▸ What is asked: Update the data below so that every "value-label" becomes "value-tag", and leave everything else as it is.

Spatial annotation entries:
-*-*-
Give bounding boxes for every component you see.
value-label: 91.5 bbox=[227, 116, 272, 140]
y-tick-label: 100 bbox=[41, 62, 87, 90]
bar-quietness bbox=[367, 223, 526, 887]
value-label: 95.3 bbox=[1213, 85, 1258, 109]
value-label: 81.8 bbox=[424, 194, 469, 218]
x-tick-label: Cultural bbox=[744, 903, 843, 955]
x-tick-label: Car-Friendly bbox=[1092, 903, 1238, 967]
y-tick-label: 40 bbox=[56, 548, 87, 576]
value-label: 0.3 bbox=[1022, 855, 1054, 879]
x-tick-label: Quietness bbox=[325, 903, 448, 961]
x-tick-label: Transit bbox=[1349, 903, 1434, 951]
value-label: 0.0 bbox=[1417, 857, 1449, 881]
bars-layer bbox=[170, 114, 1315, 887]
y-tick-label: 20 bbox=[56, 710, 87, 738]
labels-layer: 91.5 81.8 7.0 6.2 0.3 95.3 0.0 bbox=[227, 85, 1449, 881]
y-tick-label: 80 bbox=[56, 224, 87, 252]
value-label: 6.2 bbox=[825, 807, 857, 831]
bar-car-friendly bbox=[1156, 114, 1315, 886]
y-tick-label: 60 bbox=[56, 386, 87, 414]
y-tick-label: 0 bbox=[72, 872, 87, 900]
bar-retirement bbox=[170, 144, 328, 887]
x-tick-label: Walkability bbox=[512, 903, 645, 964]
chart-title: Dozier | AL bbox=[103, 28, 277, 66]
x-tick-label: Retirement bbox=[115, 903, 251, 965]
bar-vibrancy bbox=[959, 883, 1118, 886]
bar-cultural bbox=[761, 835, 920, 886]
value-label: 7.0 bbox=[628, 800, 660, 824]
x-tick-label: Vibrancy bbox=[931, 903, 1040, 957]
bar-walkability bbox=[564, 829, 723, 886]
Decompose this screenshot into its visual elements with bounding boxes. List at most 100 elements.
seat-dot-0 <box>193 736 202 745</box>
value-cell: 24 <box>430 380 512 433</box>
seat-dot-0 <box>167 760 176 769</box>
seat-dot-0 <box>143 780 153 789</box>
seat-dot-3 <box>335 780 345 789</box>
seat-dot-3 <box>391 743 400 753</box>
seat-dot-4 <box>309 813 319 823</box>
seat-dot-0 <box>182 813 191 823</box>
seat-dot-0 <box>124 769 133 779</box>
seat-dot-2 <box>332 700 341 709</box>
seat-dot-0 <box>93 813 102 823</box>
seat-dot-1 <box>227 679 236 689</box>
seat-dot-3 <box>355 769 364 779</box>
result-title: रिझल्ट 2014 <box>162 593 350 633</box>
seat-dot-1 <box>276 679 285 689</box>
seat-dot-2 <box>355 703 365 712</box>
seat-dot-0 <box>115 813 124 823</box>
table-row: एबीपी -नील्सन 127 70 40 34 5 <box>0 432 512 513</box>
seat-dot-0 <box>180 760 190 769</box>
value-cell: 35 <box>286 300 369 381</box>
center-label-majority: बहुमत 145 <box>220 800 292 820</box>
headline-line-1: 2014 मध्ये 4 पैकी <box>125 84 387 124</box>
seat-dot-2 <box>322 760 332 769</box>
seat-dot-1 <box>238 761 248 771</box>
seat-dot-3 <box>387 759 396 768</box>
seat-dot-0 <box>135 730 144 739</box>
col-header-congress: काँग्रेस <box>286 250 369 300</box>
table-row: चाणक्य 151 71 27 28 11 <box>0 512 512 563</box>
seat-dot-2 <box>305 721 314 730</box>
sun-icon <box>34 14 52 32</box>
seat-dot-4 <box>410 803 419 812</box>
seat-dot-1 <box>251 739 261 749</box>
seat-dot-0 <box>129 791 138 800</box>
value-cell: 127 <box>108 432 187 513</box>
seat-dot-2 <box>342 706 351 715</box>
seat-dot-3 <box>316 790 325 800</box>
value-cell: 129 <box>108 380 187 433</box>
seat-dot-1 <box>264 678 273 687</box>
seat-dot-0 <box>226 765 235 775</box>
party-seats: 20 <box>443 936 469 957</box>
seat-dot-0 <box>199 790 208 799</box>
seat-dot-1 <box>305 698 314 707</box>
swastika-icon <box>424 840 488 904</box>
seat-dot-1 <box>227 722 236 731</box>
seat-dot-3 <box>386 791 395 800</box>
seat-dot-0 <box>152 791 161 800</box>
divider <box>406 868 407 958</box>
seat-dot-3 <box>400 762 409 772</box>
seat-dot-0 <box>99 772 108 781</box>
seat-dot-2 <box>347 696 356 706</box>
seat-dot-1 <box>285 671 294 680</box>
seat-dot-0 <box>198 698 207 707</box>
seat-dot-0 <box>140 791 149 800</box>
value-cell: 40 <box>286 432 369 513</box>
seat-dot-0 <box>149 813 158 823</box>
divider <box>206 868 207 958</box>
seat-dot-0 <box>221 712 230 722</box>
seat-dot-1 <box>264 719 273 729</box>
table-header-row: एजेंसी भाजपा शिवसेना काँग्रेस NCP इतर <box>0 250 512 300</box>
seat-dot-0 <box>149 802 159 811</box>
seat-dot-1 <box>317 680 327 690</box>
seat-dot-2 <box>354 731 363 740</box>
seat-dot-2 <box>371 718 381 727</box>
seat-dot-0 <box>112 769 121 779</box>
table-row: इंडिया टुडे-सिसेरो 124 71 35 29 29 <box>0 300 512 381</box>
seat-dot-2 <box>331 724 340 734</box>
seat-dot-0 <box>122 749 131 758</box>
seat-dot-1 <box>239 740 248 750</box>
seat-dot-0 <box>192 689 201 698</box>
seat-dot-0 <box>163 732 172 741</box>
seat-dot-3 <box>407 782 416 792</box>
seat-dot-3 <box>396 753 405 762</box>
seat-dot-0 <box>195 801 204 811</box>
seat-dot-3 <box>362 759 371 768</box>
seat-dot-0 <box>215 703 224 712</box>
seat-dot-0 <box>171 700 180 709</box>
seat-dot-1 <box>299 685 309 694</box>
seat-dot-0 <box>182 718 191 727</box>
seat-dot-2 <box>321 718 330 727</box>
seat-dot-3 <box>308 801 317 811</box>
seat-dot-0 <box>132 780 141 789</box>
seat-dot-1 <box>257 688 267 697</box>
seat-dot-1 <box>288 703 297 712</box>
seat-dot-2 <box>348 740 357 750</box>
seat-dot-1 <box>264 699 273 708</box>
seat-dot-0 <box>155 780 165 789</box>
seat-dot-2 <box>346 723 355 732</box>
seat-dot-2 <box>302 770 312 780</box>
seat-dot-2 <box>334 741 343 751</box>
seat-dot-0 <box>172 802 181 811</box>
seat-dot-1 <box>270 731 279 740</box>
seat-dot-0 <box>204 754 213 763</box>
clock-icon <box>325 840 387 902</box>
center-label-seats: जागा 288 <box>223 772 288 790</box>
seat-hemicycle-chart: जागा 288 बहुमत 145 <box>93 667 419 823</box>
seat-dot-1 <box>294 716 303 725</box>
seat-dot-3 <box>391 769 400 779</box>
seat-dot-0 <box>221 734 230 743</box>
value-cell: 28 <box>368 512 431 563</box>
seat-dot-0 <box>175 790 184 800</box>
-*-*-
▸ Result of the exercise:
Give bounding boxes for every component you see.
value-tag: 91.5 bbox=[227, 116, 272, 140]
y-tick-label: 100 bbox=[41, 62, 87, 90]
bar-quietness bbox=[367, 223, 526, 887]
value-tag: 95.3 bbox=[1213, 85, 1258, 109]
value-tag: 81.8 bbox=[424, 194, 469, 218]
x-tick-label: Cultural bbox=[744, 903, 843, 955]
x-tick-label: Car-Friendly bbox=[1092, 903, 1238, 967]
y-tick-label: 40 bbox=[56, 548, 87, 576]
value-tag: 0.3 bbox=[1022, 855, 1054, 879]
x-tick-label: Quietness bbox=[325, 903, 448, 961]
x-tick-label: Transit bbox=[1349, 903, 1434, 951]
value-tag: 0.0 bbox=[1417, 857, 1449, 881]
bars-layer bbox=[170, 114, 1315, 887]
y-tick-label: 20 bbox=[56, 710, 87, 738]
labels-layer: 91.5 81.8 7.0 6.2 0.3 95.3 0.0 bbox=[227, 85, 1449, 881]
y-tick-label: 80 bbox=[56, 224, 87, 252]
value-tag: 6.2 bbox=[825, 807, 857, 831]
bar-car-friendly bbox=[1156, 114, 1315, 886]
y-tick-label: 60 bbox=[56, 386, 87, 414]
y-tick-label: 0 bbox=[72, 872, 87, 900]
bar-retirement bbox=[170, 144, 328, 887]
x-tick-label: Walkability bbox=[512, 903, 645, 964]
chart-title: Dozier | AL bbox=[103, 28, 277, 66]
x-tick-label: Retirement bbox=[115, 903, 251, 965]
bar-vibrancy bbox=[959, 883, 1118, 886]
bar-cultural bbox=[761, 835, 920, 886]
value-tag: 7.0 bbox=[628, 800, 660, 824]
x-tick-label: Vibrancy bbox=[931, 903, 1040, 957]
bar-walkability bbox=[564, 829, 723, 886]
Decompose this screenshot into its visual elements with bounding boxes. List at most 100 elements.
seat-dot-0 <box>193 736 202 745</box>
value-cell: 24 <box>430 380 512 433</box>
seat-dot-0 <box>167 760 176 769</box>
seat-dot-0 <box>143 780 153 789</box>
seat-dot-3 <box>335 780 345 789</box>
seat-dot-3 <box>391 743 400 753</box>
seat-dot-4 <box>309 813 319 823</box>
seat-dot-0 <box>182 813 191 823</box>
seat-dot-0 <box>124 769 133 779</box>
seat-dot-2 <box>332 700 341 709</box>
seat-dot-0 <box>93 813 102 823</box>
seat-dot-1 <box>227 679 236 689</box>
seat-dot-3 <box>355 769 364 779</box>
result-title: रिझल्ट 2014 <box>162 593 350 633</box>
seat-dot-1 <box>276 679 285 689</box>
seat-dot-2 <box>355 703 365 712</box>
seat-dot-0 <box>115 813 124 823</box>
table-row: एबीपी -नील्सन 127 70 40 34 5 <box>0 432 512 513</box>
seat-dot-0 <box>180 760 190 769</box>
value-cell: 35 <box>286 300 369 381</box>
center-label-majority: बहुमत 145 <box>220 800 292 820</box>
headline-line-1: 2014 मध्ये 4 पैकी <box>125 84 387 124</box>
seat-dot-2 <box>322 760 332 769</box>
seat-dot-1 <box>238 761 248 771</box>
seat-dot-3 <box>387 759 396 768</box>
seat-dot-0 <box>135 730 144 739</box>
col-header-congress: काँग्रेस <box>286 250 369 300</box>
table-row: चाणक्य 151 71 27 28 11 <box>0 512 512 563</box>
seat-dot-2 <box>305 721 314 730</box>
sun-icon <box>34 14 52 32</box>
seat-dot-4 <box>410 803 419 812</box>
seat-dot-1 <box>251 739 261 749</box>
seat-dot-0 <box>129 791 138 800</box>
value-cell: 127 <box>108 432 187 513</box>
seat-dot-2 <box>342 706 351 715</box>
seat-dot-3 <box>316 790 325 800</box>
value-cell: 129 <box>108 380 187 433</box>
seat-dot-1 <box>264 678 273 687</box>
seat-dot-0 <box>226 765 235 775</box>
party-seats: 20 <box>443 936 469 957</box>
seat-dot-0 <box>199 790 208 799</box>
seat-dot-1 <box>305 698 314 707</box>
swastika-icon <box>424 840 488 904</box>
seat-dot-1 <box>227 722 236 731</box>
seat-dot-3 <box>386 791 395 800</box>
seat-dot-0 <box>152 791 161 800</box>
divider <box>406 868 407 958</box>
seat-dot-3 <box>400 762 409 772</box>
seat-dot-0 <box>99 772 108 781</box>
seat-dot-2 <box>347 696 356 706</box>
seat-dot-1 <box>285 671 294 680</box>
seat-dot-0 <box>198 698 207 707</box>
seat-dot-0 <box>140 791 149 800</box>
value-cell: 40 <box>286 432 369 513</box>
seat-dot-0 <box>149 813 158 823</box>
divider <box>206 868 207 958</box>
seat-dot-0 <box>221 712 230 722</box>
seat-dot-1 <box>264 719 273 729</box>
table-header-row: एजेंसी भाजपा शिवसेना काँग्रेस NCP इतर <box>0 250 512 300</box>
seat-dot-0 <box>149 802 159 811</box>
seat-dot-1 <box>317 680 327 690</box>
seat-dot-2 <box>354 731 363 740</box>
seat-dot-2 <box>371 718 381 727</box>
seat-dot-0 <box>112 769 121 779</box>
table-row: इंडिया टुडे-सिसेरो 124 71 35 29 29 <box>0 300 512 381</box>
seat-dot-2 <box>331 724 340 734</box>
seat-dot-0 <box>122 749 131 758</box>
seat-dot-1 <box>239 740 248 750</box>
seat-dot-0 <box>192 689 201 698</box>
seat-dot-0 <box>163 732 172 741</box>
seat-dot-3 <box>407 782 416 792</box>
seat-dot-3 <box>396 753 405 762</box>
seat-dot-0 <box>195 801 204 811</box>
seat-dot-3 <box>362 759 371 768</box>
seat-dot-0 <box>215 703 224 712</box>
seat-dot-0 <box>171 700 180 709</box>
seat-dot-1 <box>299 685 309 694</box>
seat-dot-0 <box>182 718 191 727</box>
seat-dot-2 <box>321 718 330 727</box>
seat-dot-3 <box>308 801 317 811</box>
seat-dot-0 <box>132 780 141 789</box>
seat-dot-1 <box>257 688 267 697</box>
seat-dot-1 <box>288 703 297 712</box>
seat-dot-2 <box>348 740 357 750</box>
seat-dot-1 <box>264 699 273 708</box>
seat-dot-0 <box>155 780 165 789</box>
seat-dot-2 <box>346 723 355 732</box>
seat-dot-2 <box>302 770 312 780</box>
seat-dot-2 <box>334 741 343 751</box>
seat-dot-0 <box>172 802 181 811</box>
seat-dot-1 <box>270 731 279 740</box>
seat-dot-0 <box>204 754 213 763</box>
clock-icon <box>325 840 387 902</box>
center-label-seats: जागा 288 <box>223 772 288 790</box>
seat-hemicycle-chart: जागा 288 बहुमत 145 <box>93 667 419 823</box>
seat-dot-1 <box>294 716 303 725</box>
seat-dot-3 <box>391 769 400 779</box>
seat-dot-0 <box>221 734 230 743</box>
value-cell: 28 <box>368 512 431 563</box>
seat-dot-0 <box>175 790 184 800</box>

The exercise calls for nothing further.